#### [SHORT TASK]
Each entry below must be repeated word for word.

#### [MATERIAL FOR THE TASK]
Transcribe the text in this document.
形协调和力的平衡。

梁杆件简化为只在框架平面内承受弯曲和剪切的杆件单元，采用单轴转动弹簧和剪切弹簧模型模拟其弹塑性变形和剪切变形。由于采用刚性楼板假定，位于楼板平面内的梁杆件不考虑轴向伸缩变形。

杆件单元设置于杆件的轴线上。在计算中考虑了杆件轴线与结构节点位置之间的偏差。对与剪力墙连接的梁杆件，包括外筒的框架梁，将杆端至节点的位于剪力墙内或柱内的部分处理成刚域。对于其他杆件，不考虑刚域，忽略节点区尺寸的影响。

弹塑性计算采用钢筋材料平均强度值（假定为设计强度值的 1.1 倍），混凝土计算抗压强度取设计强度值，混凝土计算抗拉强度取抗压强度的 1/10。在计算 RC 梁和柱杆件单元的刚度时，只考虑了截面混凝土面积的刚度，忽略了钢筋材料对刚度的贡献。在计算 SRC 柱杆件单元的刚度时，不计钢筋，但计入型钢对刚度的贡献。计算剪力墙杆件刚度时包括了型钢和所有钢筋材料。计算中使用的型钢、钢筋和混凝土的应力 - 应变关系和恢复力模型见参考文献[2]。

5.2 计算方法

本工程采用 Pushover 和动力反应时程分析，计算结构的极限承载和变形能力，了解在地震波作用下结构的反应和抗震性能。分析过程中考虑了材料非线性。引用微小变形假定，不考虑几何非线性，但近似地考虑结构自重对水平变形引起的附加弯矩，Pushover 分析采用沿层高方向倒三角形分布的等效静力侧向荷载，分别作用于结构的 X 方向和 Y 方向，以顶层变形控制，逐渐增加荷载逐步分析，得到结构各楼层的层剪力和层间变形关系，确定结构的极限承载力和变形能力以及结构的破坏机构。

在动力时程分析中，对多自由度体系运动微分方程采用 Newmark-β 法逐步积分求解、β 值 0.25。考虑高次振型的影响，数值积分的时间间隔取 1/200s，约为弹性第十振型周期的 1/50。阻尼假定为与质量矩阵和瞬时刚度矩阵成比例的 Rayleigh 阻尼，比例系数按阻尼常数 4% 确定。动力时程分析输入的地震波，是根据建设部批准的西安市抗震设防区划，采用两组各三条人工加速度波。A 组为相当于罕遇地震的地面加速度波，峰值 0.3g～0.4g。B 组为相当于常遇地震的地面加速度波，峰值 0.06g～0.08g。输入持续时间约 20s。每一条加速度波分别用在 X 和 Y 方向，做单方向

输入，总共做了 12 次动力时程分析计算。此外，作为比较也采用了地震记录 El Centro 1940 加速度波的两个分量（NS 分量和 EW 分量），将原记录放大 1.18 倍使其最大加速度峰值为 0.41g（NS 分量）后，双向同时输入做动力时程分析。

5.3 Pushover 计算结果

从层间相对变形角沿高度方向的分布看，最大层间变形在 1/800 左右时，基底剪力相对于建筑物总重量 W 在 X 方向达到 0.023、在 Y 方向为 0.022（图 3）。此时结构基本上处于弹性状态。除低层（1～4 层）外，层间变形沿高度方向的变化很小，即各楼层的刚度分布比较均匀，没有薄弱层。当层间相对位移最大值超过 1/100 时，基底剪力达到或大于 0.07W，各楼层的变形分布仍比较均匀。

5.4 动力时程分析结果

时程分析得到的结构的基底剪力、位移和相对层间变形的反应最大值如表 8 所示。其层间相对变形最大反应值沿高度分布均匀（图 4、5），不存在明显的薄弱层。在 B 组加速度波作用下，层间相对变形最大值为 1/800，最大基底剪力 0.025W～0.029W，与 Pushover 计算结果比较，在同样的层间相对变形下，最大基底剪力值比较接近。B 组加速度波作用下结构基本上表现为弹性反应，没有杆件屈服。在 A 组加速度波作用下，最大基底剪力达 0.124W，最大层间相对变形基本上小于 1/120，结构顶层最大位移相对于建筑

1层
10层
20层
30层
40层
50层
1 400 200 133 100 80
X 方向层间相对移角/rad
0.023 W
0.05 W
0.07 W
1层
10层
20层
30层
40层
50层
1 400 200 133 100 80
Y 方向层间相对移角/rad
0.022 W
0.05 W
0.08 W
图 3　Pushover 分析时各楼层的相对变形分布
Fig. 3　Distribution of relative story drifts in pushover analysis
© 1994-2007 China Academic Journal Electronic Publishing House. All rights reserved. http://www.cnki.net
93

#### [RESULT OF THE EXERCISE]
Transcribe the text in this document.
形协调和力的平衡。

梁杆件简化为只在框架平面内承受弯曲和剪切的杆件单元，采用单轴转动弹簧和剪切弹簧模型模拟其弹塑性变形和剪切变形。由于采用刚性楼板假定，位于楼板平面内的梁杆件不考虑轴向伸缩变形。

杆件单元设置于杆件的轴线上。在计算中考虑了杆件轴线与结构节点位置之间的偏差。对与剪力墙连接的梁杆件，包括外筒的框架梁，将杆端至节点的位于剪力墙内或柱内的部分处理成刚域。对于其他杆件，不考虑刚域，忽略节点区尺寸的影响。

弹塑性计算采用钢筋材料平均强度值（假定为设计强度值的 1.1 倍），混凝土计算抗压强度取设计强度值，混凝土计算抗拉强度取抗压强度的 1/10。在计算 RC 梁和柱杆件单元的刚度时，只考虑了截面混凝土面积的刚度，忽略了钢筋材料对刚度的贡献。在计算 SRC 柱杆件单元的刚度时，不计钢筋，但计入型钢对刚度的贡献。计算剪力墙杆件刚度时包括了型钢和所有钢筋材料。计算中使用的型钢、钢筋和混凝土的应力 - 应变关系和恢复力模型见参考文献[2]。

5.2 计算方法

本工程采用 Pushover 和动力反应时程分析，计算结构的极限承载和变形能力，了解在地震波作用下结构的反应和抗震性能。分析过程中考虑了材料非线性。引用微小变形假定，不考虑几何非线性，但近似地考虑结构自重对水平变形引起的附加弯矩，Pushover 分析采用沿层高方向倒三角形分布的等效静力侧向荷载，分别作用于结构的 X 方向和 Y 方向，以顶层变形控制，逐渐增加荷载逐步分析，得到结构各楼层的层剪力和层间变形关系，确定结构的极限承载力和变形能力以及结构的破坏机构。

在动力时程分析中，对多自由度体系运动微分方程采用 Newmark-β 法逐步积分求解、β 值 0.25。考虑高次振型的影响，数值积分的时间间隔取 1/200s，约为弹性第十振型周期的 1/50。阻尼假定为与质量矩阵和瞬时刚度矩阵成比例的 Rayleigh 阻尼，比例系数按阻尼常数 4% 确定。动力时程分析输入的地震波，是根据建设部批准的西安市抗震设防区划，采用两组各三条人工加速度波。A 组为相当于罕遇地震的地面加速度波，峰值 0.3g～0.4g。B 组为相当于常遇地震的地面加速度波，峰值 0.06g～0.08g。输入持续时间约 20s。每一条加速度波分别用在 X 和 Y 方向，做单方向

输入，总共做了 12 次动力时程分析计算。此外，作为比较也采用了地震记录 El Centro 1940 加速度波的两个分量（NS 分量和 EW 分量），将原记录放大 1.18 倍使其最大加速度峰值为 0.41g（NS 分量）后，双向同时输入做动力时程分析。

5.3 Pushover 计算结果

从层间相对变形角沿高度方向的分布看，最大层间变形在 1/800 左右时，基底剪力相对于建筑物总重量 W 在 X 方向达到 0.023、在 Y 方向为 0.022（图 3）。此时结构基本上处于弹性状态。除低层（1～4 层）外，层间变形沿高度方向的变化很小，即各楼层的刚度分布比较均匀，没有薄弱层。当层间相对位移最大值超过 1/100 时，基底剪力达到或大于 0.07W，各楼层的变形分布仍比较均匀。

5.4 动力时程分析结果

时程分析得到的结构的基底剪力、位移和相对层间变形的反应最大值如表 8 所示。其层间相对变形最大反应值沿高度分布均匀（图 4、5），不存在明显的薄弱层。在 B 组加速度波作用下，层间相对变形最大值为 1/800，最大基底剪力 0.025W～0.029W，与 Pushover 计算结果比较，在同样的层间相对变形下，最大基底剪力值比较接近。B 组加速度波作用下结构基本上表现为弹性反应，没有杆件屈服。在 A 组加速度波作用下，最大基底剪力达 0.124W，最大层间相对变形基本上小于 1/120，结构顶层最大位移相对于建筑

1层
10层
20层
30层
40层
50层
1 400 200 133 100 80
X 方向层间相对移角/rad
0.023 W
0.05 W
0.07 W
1层
10层
20层
30层
40层
50层
1 400 200 133 100 80
Y 方向层间相对移角/rad
0.022 W
0.05 W
0.08 W
图 3　Pushover 分析时各楼层的相对变形分布
Fig. 3　Distribution of relative story drifts in pushover analysis
© 1994-2007 China Academic Journal Electronic Publishing House. All rights reserved. http://www.cnki.net
93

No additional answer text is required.